Assignment –
With pictures removed, the data below should be returned exactly.

Page pictures and their text:
>>>

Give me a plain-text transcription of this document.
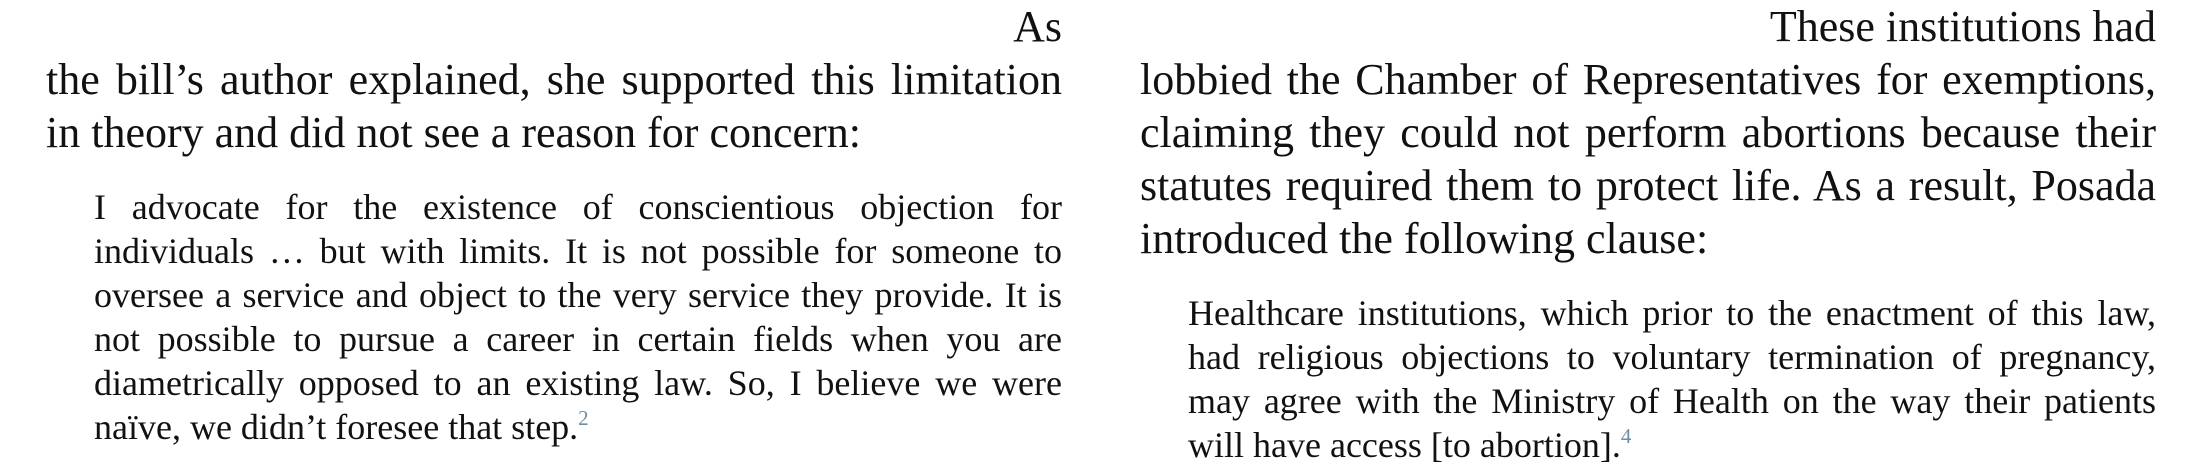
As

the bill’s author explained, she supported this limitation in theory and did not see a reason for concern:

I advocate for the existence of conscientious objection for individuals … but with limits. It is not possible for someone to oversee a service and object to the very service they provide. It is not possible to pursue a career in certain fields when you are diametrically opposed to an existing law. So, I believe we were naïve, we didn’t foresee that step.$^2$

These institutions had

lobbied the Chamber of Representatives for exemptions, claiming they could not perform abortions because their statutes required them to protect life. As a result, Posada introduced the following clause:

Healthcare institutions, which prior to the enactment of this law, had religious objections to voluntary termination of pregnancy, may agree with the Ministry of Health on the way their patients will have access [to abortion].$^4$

<<<

Exercise solution –
Give me a plain-text transcription of this document.
As

the bill’s author explained, she supported this limitation in theory and did not see a reason for concern:

I advocate for the existence of conscientious objection for individuals … but with limits. It is not possible for someone to oversee a service and object to the very service they provide. It is not possible to pursue a career in certain fields when you are diametrically opposed to an existing law. So, I believe we were naïve, we didn’t foresee that step.$^2$

These institutions had

lobbied the Chamber of Representatives for exemptions, claiming they could not perform abortions because their statutes required them to protect life. As a result, Posada introduced the following clause:

Healthcare institutions, which prior to the enactment of this law, had religious objections to voluntary termination of pregnancy, may agree with the Ministry of Health on the way their patients will have access [to abortion].$^4$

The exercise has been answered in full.